FRAGMENT UIT DOCUMENT
Thin Film Nanocomposite Membranes: control over the position of the filler / Dunne Film Nanocomposiet Membranen: controle over de positie van de vuller

Rhea
Verbeke

Van koffiefilters tot waterzuivering

De wekker gaat af. Je staat op, loopt de trap af en zet op de ouderwetse manier een kop koffie: koffiepoeder in het filterzakje, warm water erover, even wachten en tadaaa daar is die lekkere kop koffie. Zonder het te weten heb je net gebruik gemaakt van een veelbelovende tak van de wetenschap: membraantechnologie. Een chemisch membraan kan gezien worden als een filter: een stof gaat erdoor (water) en een ander wordt tegen gehouden (koffiepoeder). De toepassingen zijn veelbelovend en reiken, zoals je zelf al had gedacht, veel verder dan het zetten van een kop koffie. Zou het bijvoorbeeld niet fantastisch zijn om van zeewater drinkbaar water te maken?

Chemische membranen

De meeste chemische membranen bestaan uit organisch materiaal – polymeren – waar kleine poriën in zitten. Deze poriën moeten net groot genoeg zijn om de ene stof tegen te houden (zout/koffiepoeder) en de andere door te laten (water). Het vermogen van een membraan kan omschreven worden via retentie en permeabiliteit. Met retentie bedoelt men hoe goed het membraan in staat is om een stof tegen te houden. De permeabiliteit is het volume solvent (water) dat door het membraan heen kan per tijdseenheid.

Knelpunt van membraantechnologie

Het grote knelpunt van membranen is dat retentie en permeabiliteit omgekeerd evenredig verbonden zijn met elkaar. In mensentaal betekent dit dat het niet mogelijk is om snel koffie te zetten zonder dat er koffiepoeder door de filter heen komt. Dat is een spijtige zaak, niet alleen voor de koffie sensatie maar ook voor industriële toepassingen. Idealiter willen we snel (time is money) de gewenste scheiding uitvoeren, zonder dat er besmetting optreedt. Men is daarom op zoek gegaan naar oplossingen en is uitgekomen bij een fascinerende tak van de nanotechnologie. Is het mogelijk het knelpunt van membraantechnologie te omzeilen door nanopartikels in te bouwen in het membraan?

[Vermeldingen van lay-outelementen]
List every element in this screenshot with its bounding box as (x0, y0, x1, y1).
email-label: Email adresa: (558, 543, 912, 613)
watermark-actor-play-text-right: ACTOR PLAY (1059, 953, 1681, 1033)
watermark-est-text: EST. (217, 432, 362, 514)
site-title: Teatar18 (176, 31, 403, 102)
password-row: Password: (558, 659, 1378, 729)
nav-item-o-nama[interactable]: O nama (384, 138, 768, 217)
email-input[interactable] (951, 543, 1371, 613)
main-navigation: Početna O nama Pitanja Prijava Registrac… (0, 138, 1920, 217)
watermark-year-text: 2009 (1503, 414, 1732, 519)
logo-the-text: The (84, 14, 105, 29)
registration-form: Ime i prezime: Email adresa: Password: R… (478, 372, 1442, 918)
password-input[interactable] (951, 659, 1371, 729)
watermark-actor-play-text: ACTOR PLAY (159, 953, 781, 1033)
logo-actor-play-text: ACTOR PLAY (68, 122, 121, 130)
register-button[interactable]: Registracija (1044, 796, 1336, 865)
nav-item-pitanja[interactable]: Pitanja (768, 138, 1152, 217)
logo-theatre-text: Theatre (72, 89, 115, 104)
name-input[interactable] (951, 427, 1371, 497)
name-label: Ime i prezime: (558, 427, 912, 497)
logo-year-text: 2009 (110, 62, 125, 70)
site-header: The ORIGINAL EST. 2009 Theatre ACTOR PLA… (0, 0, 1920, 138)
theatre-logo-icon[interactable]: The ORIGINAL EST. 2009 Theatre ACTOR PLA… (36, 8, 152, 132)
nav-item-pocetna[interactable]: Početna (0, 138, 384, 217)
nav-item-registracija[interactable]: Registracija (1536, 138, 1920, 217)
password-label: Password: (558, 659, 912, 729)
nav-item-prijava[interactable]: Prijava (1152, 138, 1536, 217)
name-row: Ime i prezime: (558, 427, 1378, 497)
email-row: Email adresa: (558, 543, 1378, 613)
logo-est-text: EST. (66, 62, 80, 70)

OPDRACHTEN
1. Vat de tekst over membraantechnologie samen in twee zinnen.
2. Hoe wordt permeabiliteit gedefinieerd in de tekst over membraantechnologie?
3. Schrijf de tekst over membraantechnologie verder, aansluitend op de laatste vraag.

ANTWOORDEN PER OPDRACHT
1. Een chemisch membraan werkt als een filter dat de ene stof doorlaat en de andere tegenhoudt, en zijn vermogen wordt beschreven via retentie en permeabiliteit. Omdat retentie en permeabiliteit omgekeerd evenredig verbonden zijn, is men bij de nanotechnologie uitgekomen met de vraag of het inbouwen van nanopartikels in het membraan dat knelpunt kan omzeilen.

2. Als het volume solvent (water) dat per tijdseenheid door het membraan heen kan.

3.
Nanotechnologie

Nanopartikels hebben een grootte in de nanometer schaal, dat is een miljardste kleiner dan een meter. Deze partikels kunnen zo gemaakt worden dat ze erg poreus zijn. Het oorspronkelijke idee achter het toevoegen van deze partikels aan het membraan is dat ze de permeabiliteit verhogen via hun eigen poriën. Het water kan nu niet enkel door de poriën van het polymeer, maar ook door de poriën van het partikel. Men verwacht dus dat de permeabiliteit voor het partikel-polymeer membraan (“nanocomposiet” membraan genoemd) hoger ligt dan voor het pure polymeer membraan. Indien de partikel poriën ook nog klein genoeg zijn, zou de retentie bewaard moeten blijven. Het lijkt in theorie dus mogelijk om zowel de retentie als de permeabiliteit van het membraan hoog te houden.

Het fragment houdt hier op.